**DIRECTIONS FOR THIS TASK:**
Print the records below exactly as they appear.

─── EXCERPTED DATA ───

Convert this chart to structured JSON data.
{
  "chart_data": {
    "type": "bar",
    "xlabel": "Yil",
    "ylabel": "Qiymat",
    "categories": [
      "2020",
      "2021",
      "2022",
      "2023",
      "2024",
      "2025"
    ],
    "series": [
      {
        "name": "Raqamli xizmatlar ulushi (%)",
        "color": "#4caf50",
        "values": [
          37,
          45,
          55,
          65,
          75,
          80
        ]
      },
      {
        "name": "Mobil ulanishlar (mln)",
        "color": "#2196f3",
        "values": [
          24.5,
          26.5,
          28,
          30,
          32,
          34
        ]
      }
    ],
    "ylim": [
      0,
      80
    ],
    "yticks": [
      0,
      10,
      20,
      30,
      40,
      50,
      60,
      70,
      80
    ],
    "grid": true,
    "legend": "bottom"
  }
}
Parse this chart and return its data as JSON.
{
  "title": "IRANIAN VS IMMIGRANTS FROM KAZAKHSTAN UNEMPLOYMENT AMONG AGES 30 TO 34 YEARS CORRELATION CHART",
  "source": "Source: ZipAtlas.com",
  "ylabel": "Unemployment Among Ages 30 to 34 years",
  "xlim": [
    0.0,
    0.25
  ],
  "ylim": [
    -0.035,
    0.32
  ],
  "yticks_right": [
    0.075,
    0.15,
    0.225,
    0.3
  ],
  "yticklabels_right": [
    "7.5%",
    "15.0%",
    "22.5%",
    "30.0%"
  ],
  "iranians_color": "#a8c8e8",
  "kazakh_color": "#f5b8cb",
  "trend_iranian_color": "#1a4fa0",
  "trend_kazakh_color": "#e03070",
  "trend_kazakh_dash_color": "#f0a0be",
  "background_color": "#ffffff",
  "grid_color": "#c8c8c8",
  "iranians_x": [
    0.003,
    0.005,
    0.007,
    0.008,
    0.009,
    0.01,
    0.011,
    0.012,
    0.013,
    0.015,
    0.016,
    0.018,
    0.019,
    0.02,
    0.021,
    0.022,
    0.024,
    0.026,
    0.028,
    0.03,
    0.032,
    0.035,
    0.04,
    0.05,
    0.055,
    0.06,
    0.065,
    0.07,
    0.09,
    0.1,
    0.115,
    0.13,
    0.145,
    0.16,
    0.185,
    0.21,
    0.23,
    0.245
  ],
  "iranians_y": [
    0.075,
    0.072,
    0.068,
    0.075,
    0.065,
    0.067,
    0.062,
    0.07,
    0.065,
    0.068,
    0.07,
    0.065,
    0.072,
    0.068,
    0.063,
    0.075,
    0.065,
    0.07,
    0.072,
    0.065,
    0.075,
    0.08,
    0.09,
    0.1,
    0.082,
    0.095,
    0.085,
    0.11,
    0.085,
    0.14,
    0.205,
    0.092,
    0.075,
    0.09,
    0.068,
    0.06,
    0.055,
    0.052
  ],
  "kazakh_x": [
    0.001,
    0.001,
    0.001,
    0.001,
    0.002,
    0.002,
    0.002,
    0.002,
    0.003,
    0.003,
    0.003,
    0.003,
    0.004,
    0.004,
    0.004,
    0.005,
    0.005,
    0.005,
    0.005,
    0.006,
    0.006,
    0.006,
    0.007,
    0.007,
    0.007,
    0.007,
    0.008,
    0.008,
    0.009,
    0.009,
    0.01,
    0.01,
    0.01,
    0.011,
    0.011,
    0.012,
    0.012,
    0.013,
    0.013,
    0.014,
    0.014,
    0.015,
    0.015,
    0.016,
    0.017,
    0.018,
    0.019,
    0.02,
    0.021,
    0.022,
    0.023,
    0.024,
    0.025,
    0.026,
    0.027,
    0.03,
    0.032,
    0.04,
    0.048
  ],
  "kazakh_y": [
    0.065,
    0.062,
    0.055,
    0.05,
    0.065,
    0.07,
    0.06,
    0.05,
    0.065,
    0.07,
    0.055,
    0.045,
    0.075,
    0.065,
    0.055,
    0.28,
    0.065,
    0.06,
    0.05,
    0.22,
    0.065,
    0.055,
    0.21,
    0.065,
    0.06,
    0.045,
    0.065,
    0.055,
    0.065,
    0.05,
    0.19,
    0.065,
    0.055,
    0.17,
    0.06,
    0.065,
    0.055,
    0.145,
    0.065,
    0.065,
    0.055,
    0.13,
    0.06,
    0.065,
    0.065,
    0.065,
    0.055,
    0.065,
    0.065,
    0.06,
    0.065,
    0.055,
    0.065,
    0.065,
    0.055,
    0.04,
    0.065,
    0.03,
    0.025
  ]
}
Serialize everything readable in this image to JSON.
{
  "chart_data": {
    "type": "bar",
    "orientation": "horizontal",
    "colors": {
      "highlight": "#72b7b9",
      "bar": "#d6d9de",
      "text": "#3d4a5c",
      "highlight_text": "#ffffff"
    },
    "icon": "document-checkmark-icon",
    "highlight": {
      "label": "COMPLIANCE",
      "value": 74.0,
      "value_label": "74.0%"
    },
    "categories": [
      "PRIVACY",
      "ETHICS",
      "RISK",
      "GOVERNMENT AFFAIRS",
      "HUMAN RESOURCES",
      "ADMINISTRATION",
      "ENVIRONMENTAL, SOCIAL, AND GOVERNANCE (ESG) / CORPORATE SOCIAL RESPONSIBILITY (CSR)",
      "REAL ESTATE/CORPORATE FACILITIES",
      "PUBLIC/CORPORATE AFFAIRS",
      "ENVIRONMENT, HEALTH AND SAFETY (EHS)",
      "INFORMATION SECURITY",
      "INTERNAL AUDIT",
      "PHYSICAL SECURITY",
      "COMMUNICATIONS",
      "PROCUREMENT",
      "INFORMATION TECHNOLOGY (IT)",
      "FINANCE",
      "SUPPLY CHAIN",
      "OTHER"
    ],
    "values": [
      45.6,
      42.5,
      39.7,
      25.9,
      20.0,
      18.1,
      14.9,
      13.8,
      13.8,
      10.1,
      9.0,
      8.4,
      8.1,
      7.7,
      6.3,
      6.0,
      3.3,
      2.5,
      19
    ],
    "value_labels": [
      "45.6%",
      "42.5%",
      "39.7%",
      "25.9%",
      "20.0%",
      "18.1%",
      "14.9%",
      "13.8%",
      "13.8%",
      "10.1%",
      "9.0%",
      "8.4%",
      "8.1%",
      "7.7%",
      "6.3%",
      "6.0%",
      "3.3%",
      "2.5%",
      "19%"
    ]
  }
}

───

**FINISHED ANSWER:**
Convert this chart to structured JSON data.
{
  "chart_data": {
    "type": "bar",
    "xlabel": "Yil",
    "ylabel": "Qiymat",
    "categories": [
      "2020",
      "2021",
      "2022",
      "2023",
      "2024",
      "2025"
    ],
    "series": [
      {
        "name": "Raqamli xizmatlar ulushi (%)",
        "color": "#4caf50",
        "values": [
          37,
          45,
          55,
          65,
          75,
          80
        ]
      },
      {
        "name": "Mobil ulanishlar (mln)",
        "color": "#2196f3",
        "values": [
          24.5,
          26.5,
          28,
          30,
          32,
          34
        ]
      }
    ],
    "ylim": [
      0,
      80
    ],
    "yticks": [
      0,
      10,
      20,
      30,
      40,
      50,
      60,
      70,
      80
    ],
    "grid": true,
    "legend": "bottom"
  }
}
Parse this chart and return its data as JSON.
{
  "title": "IRANIAN VS IMMIGRANTS FROM KAZAKHSTAN UNEMPLOYMENT AMONG AGES 30 TO 34 YEARS CORRELATION CHART",
  "source": "Source: ZipAtlas.com",
  "ylabel": "Unemployment Among Ages 30 to 34 years",
  "xlim": [
    0.0,
    0.25
  ],
  "ylim": [
    -0.035,
    0.32
  ],
  "yticks_right": [
    0.075,
    0.15,
    0.225,
    0.3
  ],
  "yticklabels_right": [
    "7.5%",
    "15.0%",
    "22.5%",
    "30.0%"
  ],
  "iranians_color": "#a8c8e8",
  "kazakh_color": "#f5b8cb",
  "trend_iranian_color": "#1a4fa0",
  "trend_kazakh_color": "#e03070",
  "trend_kazakh_dash_color": "#f0a0be",
  "background_color": "#ffffff",
  "grid_color": "#c8c8c8",
  "iranians_x": [
    0.003,
    0.005,
    0.007,
    0.008,
    0.009,
    0.01,
    0.011,
    0.012,
    0.013,
    0.015,
    0.016,
    0.018,
    0.019,
    0.02,
    0.021,
    0.022,
    0.024,
    0.026,
    0.028,
    0.03,
    0.032,
    0.035,
    0.04,
    0.05,
    0.055,
    0.06,
    0.065,
    0.07,
    0.09,
    0.1,
    0.115,
    0.13,
    0.145,
    0.16,
    0.185,
    0.21,
    0.23,
    0.245
  ],
  "iranians_y": [
    0.075,
    0.072,
    0.068,
    0.075,
    0.065,
    0.067,
    0.062,
    0.07,
    0.065,
    0.068,
    0.07,
    0.065,
    0.072,
    0.068,
    0.063,
    0.075,
    0.065,
    0.07,
    0.072,
    0.065,
    0.075,
    0.08,
    0.09,
    0.1,
    0.082,
    0.095,
    0.085,
    0.11,
    0.085,
    0.14,
    0.205,
    0.092,
    0.075,
    0.09,
    0.068,
    0.06,
    0.055,
    0.052
  ],
  "kazakh_x": [
    0.001,
    0.001,
    0.001,
    0.001,
    0.002,
    0.002,
    0.002,
    0.002,
    0.003,
    0.003,
    0.003,
    0.003,
    0.004,
    0.004,
    0.004,
    0.005,
    0.005,
    0.005,
    0.005,
    0.006,
    0.006,
    0.006,
    0.007,
    0.007,
    0.007,
    0.007,
    0.008,
    0.008,
    0.009,
    0.009,
    0.01,
    0.01,
    0.01,
    0.011,
    0.011,
    0.012,
    0.012,
    0.013,
    0.013,
    0.014,
    0.014,
    0.015,
    0.015,
    0.016,
    0.017,
    0.018,
    0.019,
    0.02,
    0.021,
    0.022,
    0.023,
    0.024,
    0.025,
    0.026,
    0.027,
    0.03,
    0.032,
    0.04,
    0.048
  ],
  "kazakh_y": [
    0.065,
    0.062,
    0.055,
    0.05,
    0.065,
    0.07,
    0.06,
    0.05,
    0.065,
    0.07,
    0.055,
    0.045,
    0.075,
    0.065,
    0.055,
    0.28,
    0.065,
    0.06,
    0.05,
    0.22,
    0.065,
    0.055,
    0.21,
    0.065,
    0.06,
    0.045,
    0.065,
    0.055,
    0.065,
    0.05,
    0.19,
    0.065,
    0.055,
    0.17,
    0.06,
    0.065,
    0.055,
    0.145,
    0.065,
    0.065,
    0.055,
    0.13,
    0.06,
    0.065,
    0.065,
    0.065,
    0.055,
    0.065,
    0.065,
    0.06,
    0.065,
    0.055,
    0.065,
    0.065,
    0.055,
    0.04,
    0.065,
    0.03,
    0.025
  ]
}
Serialize everything readable in this image to JSON.
{
  "chart_data": {
    "type": "bar",
    "orientation": "horizontal",
    "colors": {
      "highlight": "#72b7b9",
      "bar": "#d6d9de",
      "text": "#3d4a5c",
      "highlight_text": "#ffffff"
    },
    "icon": "document-checkmark-icon",
    "highlight": {
      "label": "COMPLIANCE",
      "value": 74.0,
      "value_label": "74.0%"
    },
    "categories": [
      "PRIVACY",
      "ETHICS",
      "RISK",
      "GOVERNMENT AFFAIRS",
      "HUMAN RESOURCES",
      "ADMINISTRATION",
      "ENVIRONMENTAL, SOCIAL, AND GOVERNANCE (ESG) / CORPORATE SOCIAL RESPONSIBILITY (CSR)",
      "REAL ESTATE/CORPORATE FACILITIES",
      "PUBLIC/CORPORATE AFFAIRS",
      "ENVIRONMENT, HEALTH AND SAFETY (EHS)",
      "INFORMATION SECURITY",
      "INTERNAL AUDIT",
      "PHYSICAL SECURITY",
      "COMMUNICATIONS",
      "PROCUREMENT",
      "INFORMATION TECHNOLOGY (IT)",
      "FINANCE",
      "SUPPLY CHAIN",
      "OTHER"
    ],
    "values": [
      45.6,
      42.5,
      39.7,
      25.9,
      20.0,
      18.1,
      14.9,
      13.8,
      13.8,
      10.1,
      9.0,
      8.4,
      8.1,
      7.7,
      6.3,
      6.0,
      3.3,
      2.5,
      19
    ],
    "value_labels": [
      "45.6%",
      "42.5%",
      "39.7%",
      "25.9%",
      "20.0%",
      "18.1%",
      "14.9%",
      "13.8%",
      "13.8%",
      "10.1%",
      "9.0%",
      "8.4%",
      "8.1%",
      "7.7%",
      "6.3%",
      "6.0%",
      "3.3%",
      "2.5%",
      "19%"
    ]
  }
}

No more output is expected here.